◆ Provided data:
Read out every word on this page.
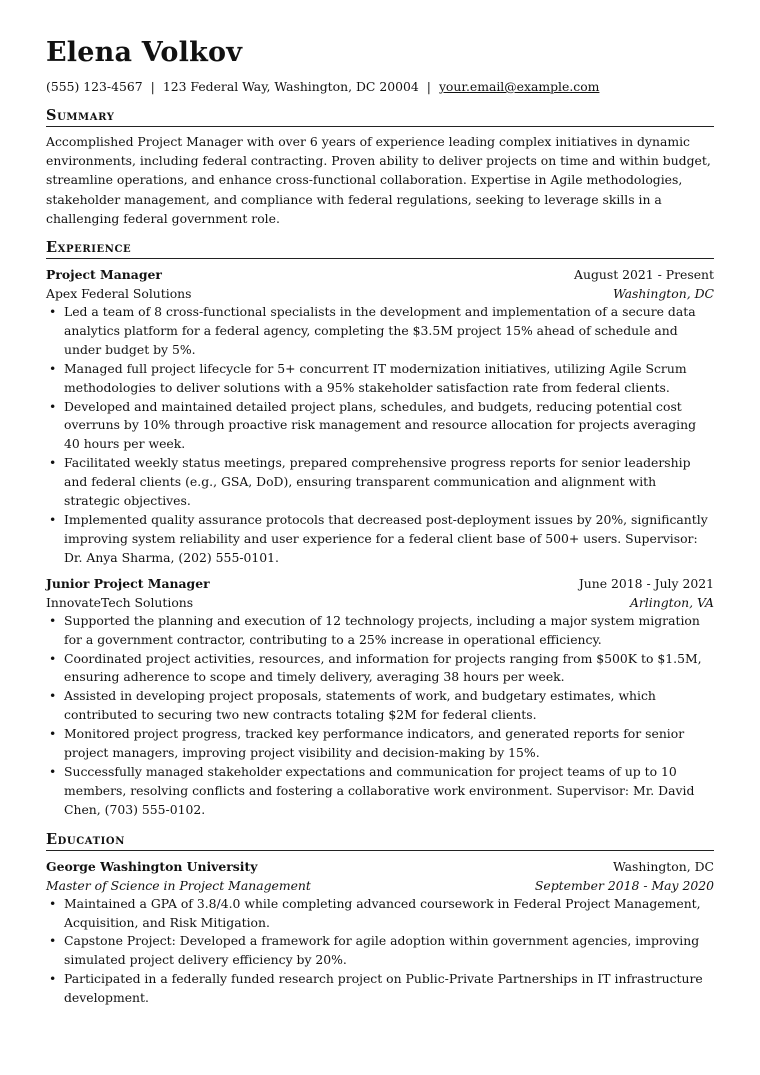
Elena Volkov
(555) 123-4567 | 123 Federal Way, Washington, DC 20004 | your.email@example.com
Summary

Accomplished Project Manager with over 6 years of experience leading complex initiatives in dynamic environments, including federal contracting. Proven ability to deliver projects on time and within budget, streamline operations, and enhance cross-functional collaboration. Expertise in Agile methodologies, stakeholder management, and compliance with federal regulations, seeking to leverage skills in a challenging federal government role.

Experience
Project Manager	August 2021 - Present
Apex Federal Solutions	Washington, DC
• Led a team of 8 cross-functional specialists in the development and implementation of a secure data analytics platform for a federal agency, completing the $3.5M project 15% ahead of schedule and under budget by 5%.
• Managed full project lifecycle for 5+ concurrent IT modernization initiatives, utilizing Agile Scrum methodologies to deliver solutions with a 95% stakeholder satisfaction rate from federal clients.
• Developed and maintained detailed project plans, schedules, and budgets, reducing potential cost overruns by 10% through proactive risk management and resource allocation for projects averaging 40 hours per week.
• Facilitated weekly status meetings, prepared comprehensive progress reports for senior leadership and federal clients (e.g., GSA, DoD), ensuring transparent communication and alignment with strategic objectives.
• Implemented quality assurance protocols that decreased post-deployment issues by 20%, significantly improving system reliability and user experience for a federal client base of 500+ users. Supervisor: Dr. Anya Sharma, (202) 555-0101.
Junior Project Manager	June 2018 - July 2021
InnovateTech Solutions	Arlington, VA
• Supported the planning and execution of 12 technology projects, including a major system migration for a government contractor, contributing to a 25% increase in operational efficiency.
• Coordinated project activities, resources, and information for projects ranging from $500K to $1.5M, ensuring adherence to scope and timely delivery, averaging 38 hours per week.
• Assisted in developing project proposals, statements of work, and budgetary estimates, which contributed to securing two new contracts totaling $2M for federal clients.
• Monitored project progress, tracked key performance indicators, and generated reports for senior project managers, improving project visibility and decision-making by 15%.
• Successfully managed stakeholder expectations and communication for project teams of up to 10 members, resolving conflicts and fostering a collaborative work environment. Supervisor: Mr. David Chen, (703) 555-0102.
Education
George Washington University	Washington, DC
Master of Science in Project Management	September 2018 - May 2020
• Maintained a GPA of 3.8/4.0 while completing advanced coursework in Federal Project Management, Acquisition, and Risk Mitigation.
• Capstone Project: Developed a framework for agile adoption within government agencies, improving simulated project delivery efficiency by 20%.
• Participated in a federally funded research project on Public-Private Partnerships in IT infrastructure development.
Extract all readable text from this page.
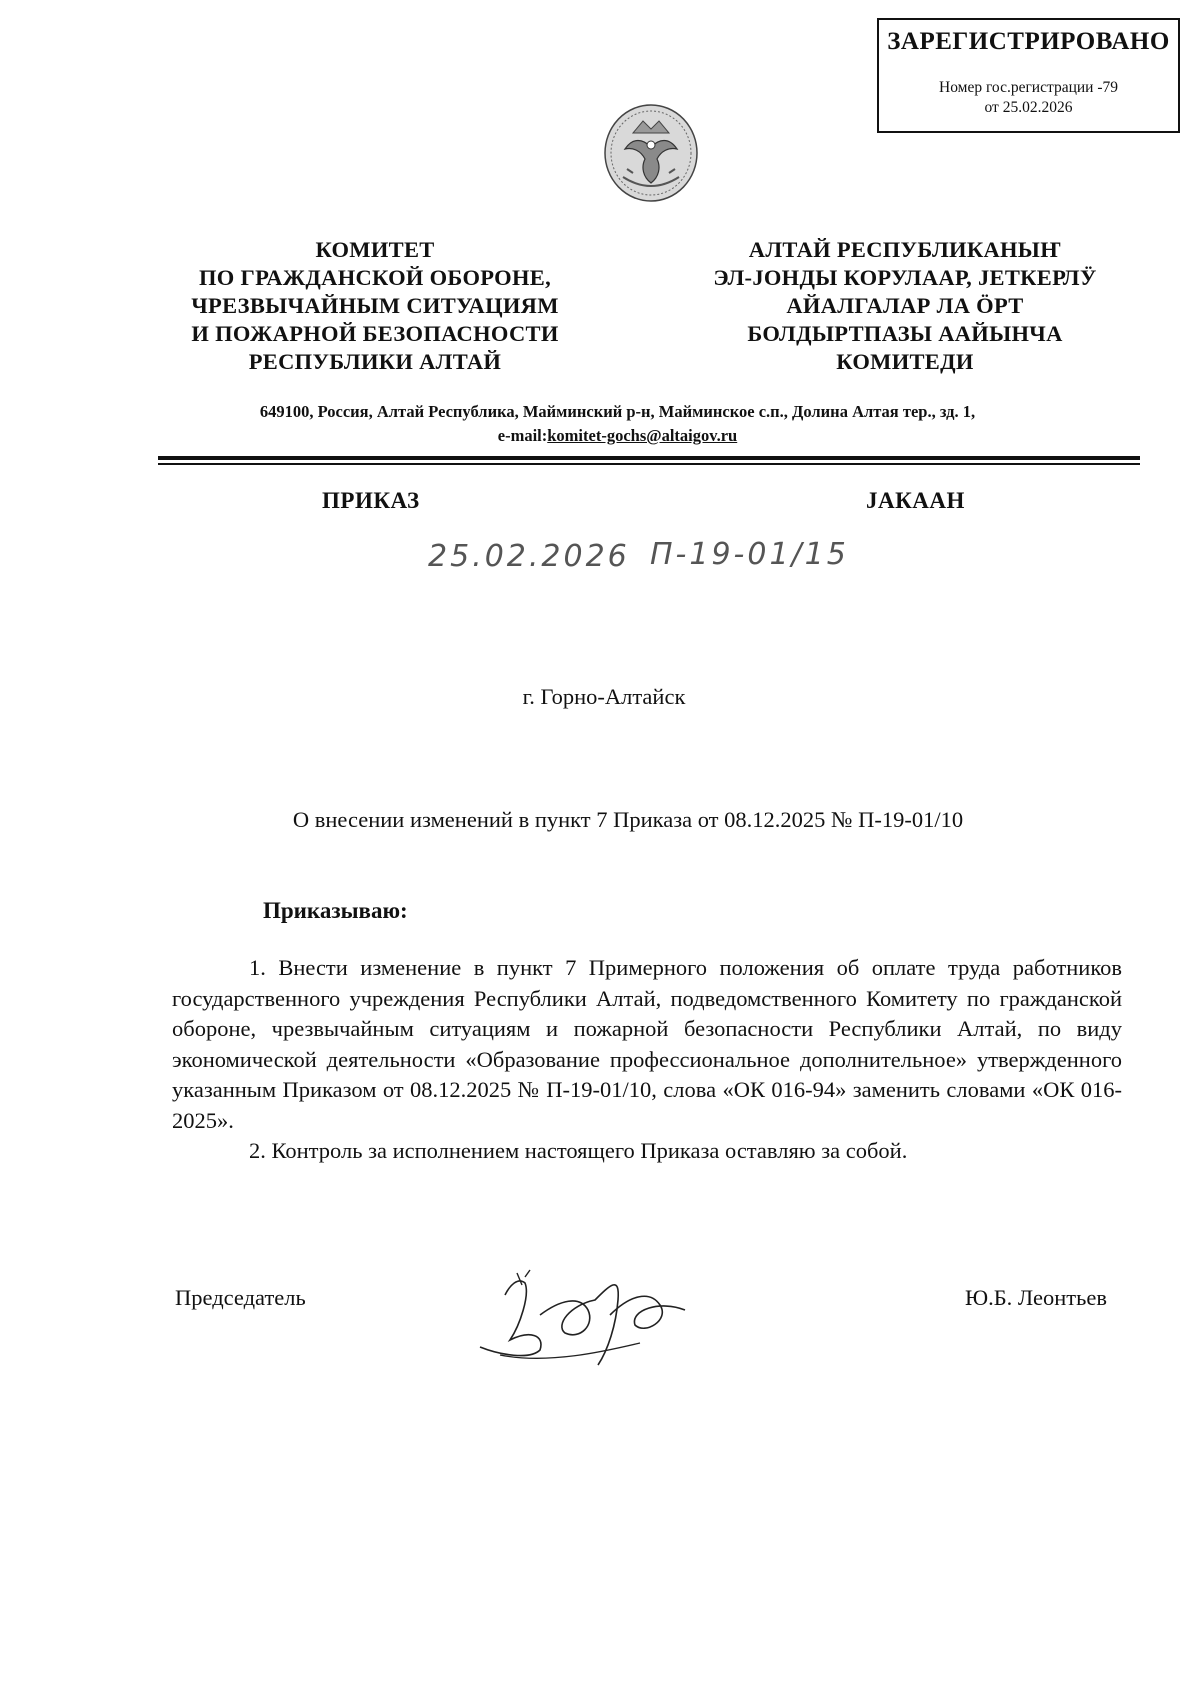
ЗАРЕГИСТРИРОВАНО
Номер гос.регистрации -79
от 25.02.2026
КОМИТЕТ
ПО ГРАЖДАНСКОЙ ОБОРОНЕ,
ЧРЕЗВЫЧАЙНЫМ СИТУАЦИЯМ
И ПОЖАРНОЙ БЕЗОПАСНОСТИ
РЕСПУБЛИКИ АЛТАЙ
АЛТАЙ РЕСПУБЛИКАНЫҤ
ЭЛ-ЈОНДЫ КОРУЛААР, ЈЕТКЕРЛӰ
АЙАЛГАЛАР ЛА ӦРТ
БОЛДЫРТПАЗЫ ААЙЫНЧА
КОМИТЕДИ
649100, Россия, Алтай Республика, Майминский р-н, Майминское с.п., Долина Алтая тер., зд. 1,
e-mail:komitet-gochs@altaigov.ru
ПРИКАЗ	ЈАКААН
25.02.2026 П-19-01/15
г. Горно-Алтайск
О внесении изменений в пункт 7 Приказа от 08.12.2025 № П-19-01/10
Приказываю:

1. Внести изменение в пункт 7 Примерного положения об оплате труда работников государственного учреждения Республики Алтай, подведомственного Комитету по гражданской обороне, чрезвычайным ситуациям и пожарной безопасности Республики Алтай, по виду экономической деятельности «Образование профессиональное дополнительное» утвержденного указанным Приказом от 08.12.2025 № П-19-01/10, слова «ОК 016-94» заменить словами «ОК 016-2025».

2. Контроль за исполнением настоящего Приказа оставляю за собой.

Председатель	Ю.Б. Леонтьев
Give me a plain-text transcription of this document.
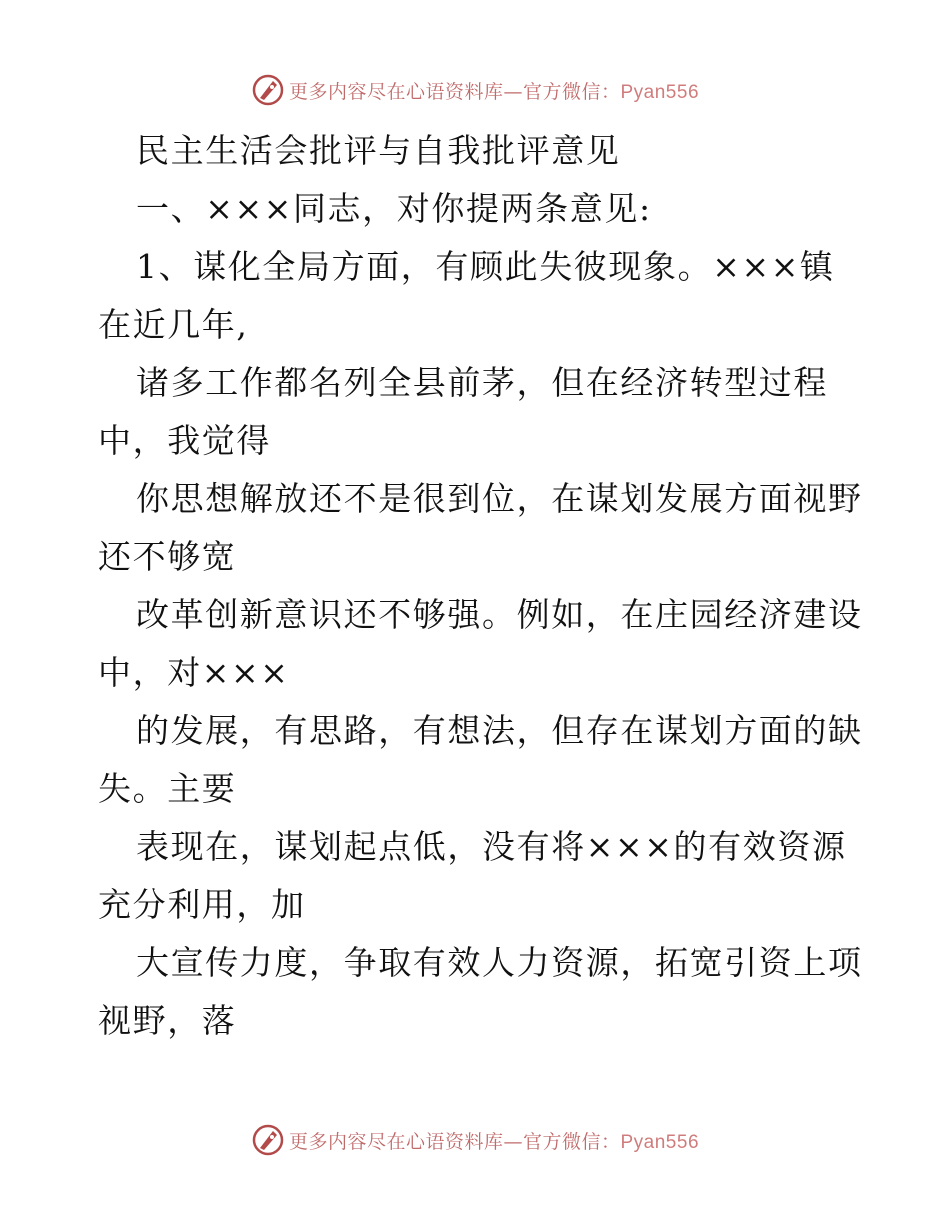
更多内容尽在心语资料库—官方微信：Pyan556
民主生活会批评与自我批评意见
一、×××同志，对你提两条意见:
1、谋化全局方面，有顾此失彼现象。×××镇
在近几年,
诸多工作都名列全县前茅，但在经济转型过程
中，我觉得
你思想解放还不是很到位，在谋划发展方面视野
还不够宽
改革创新意识还不够强。例如，在庄园经济建设
中，对×××
的发展，有思路，有想法，但存在谋划方面的缺
失。主要
表现在，谋划起点低，没有将×××的有效资源
充分利用，加
大宣传力度，争取有效人力资源，拓宽引资上项
视野，落
更多内容尽在心语资料库—官方微信：Pyan556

◆ Given exercise:
All the lines above are to be reproduced exactly, except the pictures.

◆ Problem solution:
Read out every word on this page.
Elena Volkov
(555) 123-4567 | 123 Federal Way, Washington, DC 20004 | your.email@example.com
Summary

Accomplished Project Manager with over 6 years of experience leading complex initiatives in dynamic environments, including federal contracting. Proven ability to deliver projects on time and within budget, streamline operations, and enhance cross-functional collaboration. Expertise in Agile methodologies, stakeholder management, and compliance with federal regulations, seeking to leverage skills in a challenging federal government role.

Experience
Project Manager	August 2021 - Present
Apex Federal Solutions	Washington, DC
• Led a team of 8 cross-functional specialists in the development and implementation of a secure data analytics platform for a federal agency, completing the $3.5M project 15% ahead of schedule and under budget by 5%.
• Managed full project lifecycle for 5+ concurrent IT modernization initiatives, utilizing Agile Scrum methodologies to deliver solutions with a 95% stakeholder satisfaction rate from federal clients.
• Developed and maintained detailed project plans, schedules, and budgets, reducing potential cost overruns by 10% through proactive risk management and resource allocation for projects averaging 40 hours per week.
• Facilitated weekly status meetings, prepared comprehensive progress reports for senior leadership and federal clients (e.g., GSA, DoD), ensuring transparent communication and alignment with strategic objectives.
• Implemented quality assurance protocols that decreased post-deployment issues by 20%, significantly improving system reliability and user experience for a federal client base of 500+ users. Supervisor: Dr. Anya Sharma, (202) 555-0101.
Junior Project Manager	June 2018 - July 2021
InnovateTech Solutions	Arlington, VA
• Supported the planning and execution of 12 technology projects, including a major system migration for a government contractor, contributing to a 25% increase in operational efficiency.
• Coordinated project activities, resources, and information for projects ranging from $500K to $1.5M, ensuring adherence to scope and timely delivery, averaging 38 hours per week.
• Assisted in developing project proposals, statements of work, and budgetary estimates, which contributed to securing two new contracts totaling $2M for federal clients.
• Monitored project progress, tracked key performance indicators, and generated reports for senior project managers, improving project visibility and decision-making by 15%.
• Successfully managed stakeholder expectations and communication for project teams of up to 10 members, resolving conflicts and fostering a collaborative work environment. Supervisor: Mr. David Chen, (703) 555-0102.
Education
George Washington University	Washington, DC
Master of Science in Project Management	September 2018 - May 2020
• Maintained a GPA of 3.8/4.0 while completing advanced coursework in Federal Project Management, Acquisition, and Risk Mitigation.
• Capstone Project: Developed a framework for agile adoption within government agencies, improving simulated project delivery efficiency by 20%.
• Participated in a federally funded research project on Public-Private Partnerships in IT infrastructure development.
Extract all readable text from this page.
ЗАРЕГИСТРИРОВАНО
Номер гос.регистрации -79
от 25.02.2026
КОМИТЕТ
ПО ГРАЖДАНСКОЙ ОБОРОНЕ,
ЧРЕЗВЫЧАЙНЫМ СИТУАЦИЯМ
И ПОЖАРНОЙ БЕЗОПАСНОСТИ
РЕСПУБЛИКИ АЛТАЙ
АЛТАЙ РЕСПУБЛИКАНЫҤ
ЭЛ-ЈОНДЫ КОРУЛААР, ЈЕТКЕРЛӰ
АЙАЛГАЛАР ЛА ӦРТ
БОЛДЫРТПАЗЫ ААЙЫНЧА
КОМИТЕДИ
649100, Россия, Алтай Республика, Майминский р-н, Майминское с.п., Долина Алтая тер., зд. 1,
e-mail:komitet-gochs@altaigov.ru
ПРИКАЗ	ЈАКААН
25.02.2026 П-19-01/15
г. Горно-Алтайск
О внесении изменений в пункт 7 Приказа от 08.12.2025 № П-19-01/10
Приказываю:

1. Внести изменение в пункт 7 Примерного положения об оплате труда работников государственного учреждения Республики Алтай, подведомственного Комитету по гражданской обороне, чрезвычайным ситуациям и пожарной безопасности Республики Алтай, по виду экономической деятельности «Образование профессиональное дополнительное» утвержденного указанным Приказом от 08.12.2025 № П-19-01/10, слова «ОК 016-94» заменить словами «ОК 016-2025».

2. Контроль за исполнением настоящего Приказа оставляю за собой.

Председатель	Ю.Б. Леонтьев
Give me a plain-text transcription of this document.
更多内容尽在心语资料库—官方微信：Pyan556
民主生活会批评与自我批评意见
一、×××同志，对你提两条意见:
1、谋化全局方面，有顾此失彼现象。×××镇
在近几年,
诸多工作都名列全县前茅，但在经济转型过程
中，我觉得
你思想解放还不是很到位，在谋划发展方面视野
还不够宽
改革创新意识还不够强。例如，在庄园经济建设
中，对×××
的发展，有思路，有想法，但存在谋划方面的缺
失。主要
表现在，谋划起点低，没有将×××的有效资源
充分利用，加
大宣传力度，争取有效人力资源，拓宽引资上项
视野，落
更多内容尽在心语资料库—官方微信：Pyan556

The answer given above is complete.